[Data extracted from a collection]
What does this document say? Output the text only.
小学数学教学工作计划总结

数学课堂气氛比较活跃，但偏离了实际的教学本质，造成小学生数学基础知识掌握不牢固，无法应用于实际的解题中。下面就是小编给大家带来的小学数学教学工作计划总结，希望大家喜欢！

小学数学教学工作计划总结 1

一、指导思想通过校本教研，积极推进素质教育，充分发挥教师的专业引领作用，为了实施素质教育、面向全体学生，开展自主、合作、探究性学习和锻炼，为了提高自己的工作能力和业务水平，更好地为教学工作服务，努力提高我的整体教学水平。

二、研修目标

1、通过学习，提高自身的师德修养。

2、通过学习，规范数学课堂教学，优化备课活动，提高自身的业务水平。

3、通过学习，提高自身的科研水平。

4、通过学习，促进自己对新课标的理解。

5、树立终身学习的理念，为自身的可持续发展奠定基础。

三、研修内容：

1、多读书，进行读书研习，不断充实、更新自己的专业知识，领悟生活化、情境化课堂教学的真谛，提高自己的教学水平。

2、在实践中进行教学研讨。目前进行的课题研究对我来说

...

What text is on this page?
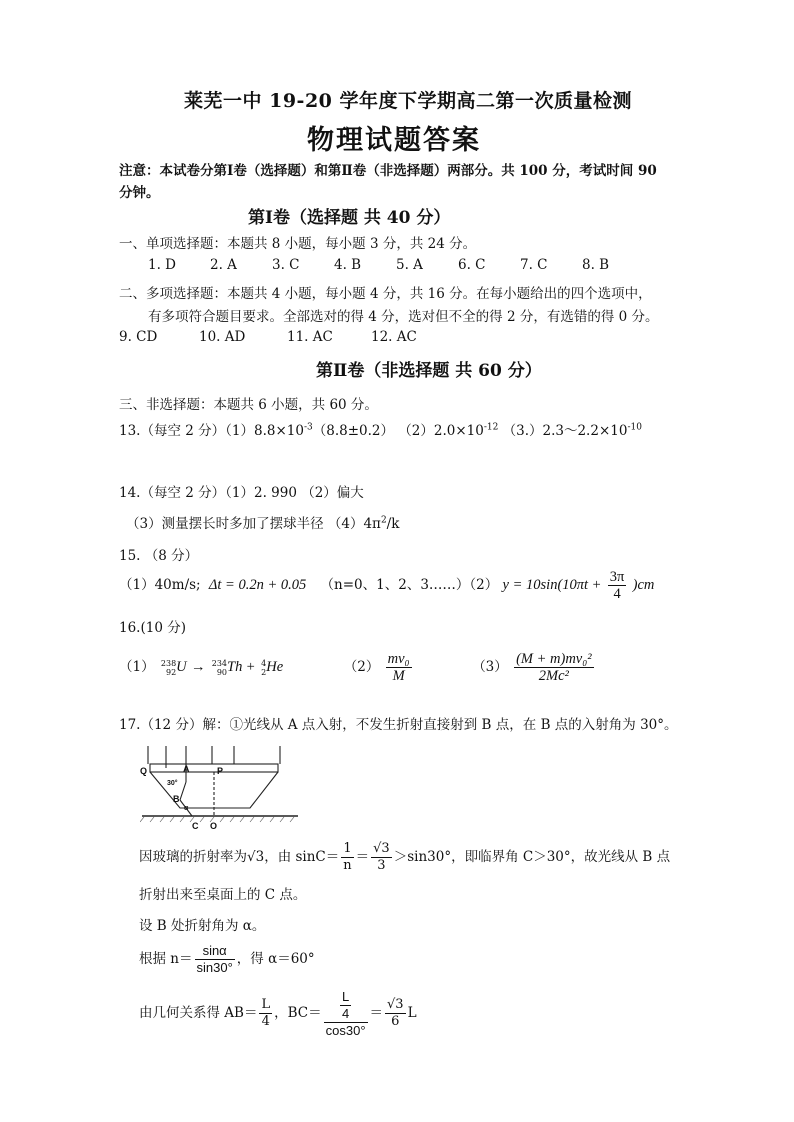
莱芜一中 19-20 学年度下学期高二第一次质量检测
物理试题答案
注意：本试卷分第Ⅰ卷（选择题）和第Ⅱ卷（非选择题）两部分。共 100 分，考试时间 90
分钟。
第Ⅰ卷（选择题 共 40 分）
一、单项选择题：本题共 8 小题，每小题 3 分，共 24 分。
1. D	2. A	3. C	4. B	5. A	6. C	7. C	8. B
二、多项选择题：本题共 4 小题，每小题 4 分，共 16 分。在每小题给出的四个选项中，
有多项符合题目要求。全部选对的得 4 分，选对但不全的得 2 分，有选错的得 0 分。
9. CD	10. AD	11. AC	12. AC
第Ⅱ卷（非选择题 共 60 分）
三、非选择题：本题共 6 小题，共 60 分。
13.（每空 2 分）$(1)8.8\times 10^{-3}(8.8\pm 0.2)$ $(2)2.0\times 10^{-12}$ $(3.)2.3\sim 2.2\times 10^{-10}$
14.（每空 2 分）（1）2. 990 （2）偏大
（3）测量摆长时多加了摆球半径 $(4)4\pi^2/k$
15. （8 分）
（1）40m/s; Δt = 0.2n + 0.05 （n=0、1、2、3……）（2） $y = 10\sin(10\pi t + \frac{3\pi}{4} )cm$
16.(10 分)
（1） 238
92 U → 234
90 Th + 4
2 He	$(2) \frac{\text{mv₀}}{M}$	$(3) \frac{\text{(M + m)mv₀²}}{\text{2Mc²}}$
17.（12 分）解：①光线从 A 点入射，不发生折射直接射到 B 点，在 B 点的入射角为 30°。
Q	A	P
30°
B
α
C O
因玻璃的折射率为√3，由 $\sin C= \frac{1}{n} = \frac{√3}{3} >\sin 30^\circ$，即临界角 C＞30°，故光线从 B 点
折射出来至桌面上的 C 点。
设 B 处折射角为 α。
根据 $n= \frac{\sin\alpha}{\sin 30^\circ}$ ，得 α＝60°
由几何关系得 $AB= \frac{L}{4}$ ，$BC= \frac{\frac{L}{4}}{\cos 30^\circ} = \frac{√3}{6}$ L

==

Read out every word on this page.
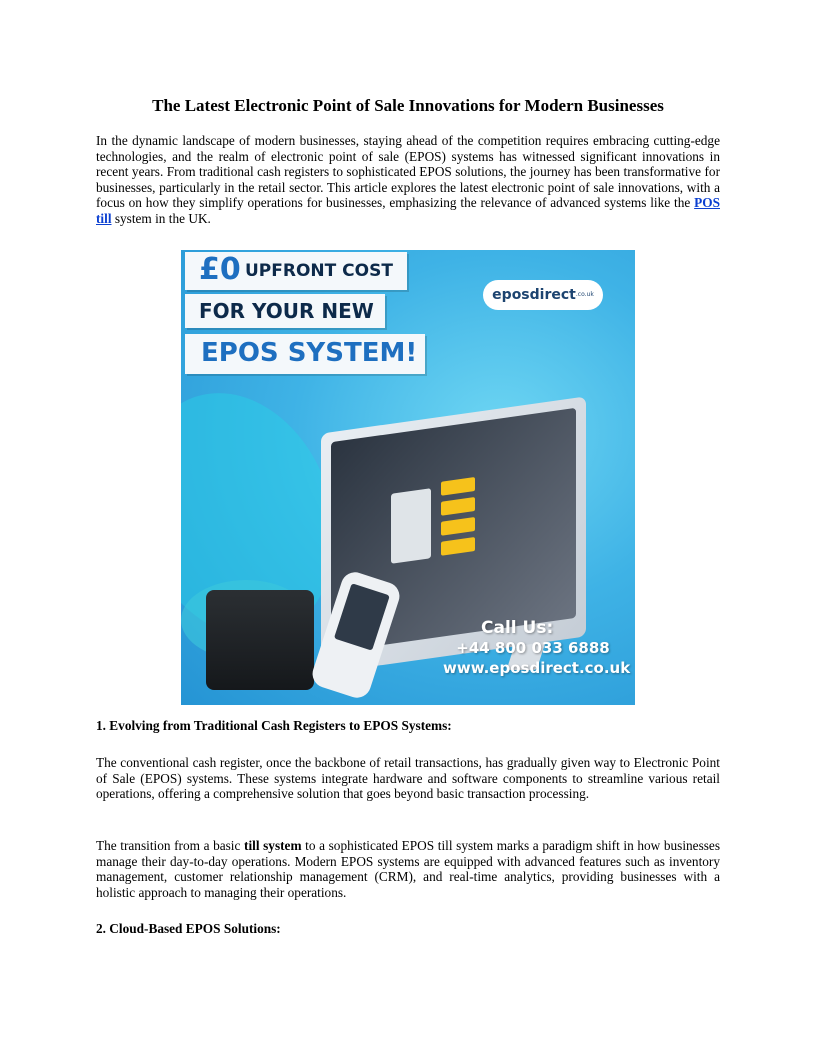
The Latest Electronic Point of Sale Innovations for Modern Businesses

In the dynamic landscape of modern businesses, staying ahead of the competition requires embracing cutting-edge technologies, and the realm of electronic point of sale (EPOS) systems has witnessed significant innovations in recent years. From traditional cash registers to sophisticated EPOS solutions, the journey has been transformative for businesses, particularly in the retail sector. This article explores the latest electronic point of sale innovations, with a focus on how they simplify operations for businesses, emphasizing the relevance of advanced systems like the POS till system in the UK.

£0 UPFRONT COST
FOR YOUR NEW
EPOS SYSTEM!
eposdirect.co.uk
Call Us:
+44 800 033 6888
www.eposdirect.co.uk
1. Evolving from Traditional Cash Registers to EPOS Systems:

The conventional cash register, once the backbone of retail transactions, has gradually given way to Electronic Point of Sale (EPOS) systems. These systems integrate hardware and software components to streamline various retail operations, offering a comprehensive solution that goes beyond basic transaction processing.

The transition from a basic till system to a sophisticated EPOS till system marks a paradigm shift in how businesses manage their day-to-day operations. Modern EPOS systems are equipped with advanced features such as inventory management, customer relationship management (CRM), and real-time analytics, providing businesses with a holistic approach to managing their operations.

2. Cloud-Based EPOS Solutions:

**Work to complete**. Give the count of lines holding the word "till" and nothing more.

**Answer**. 2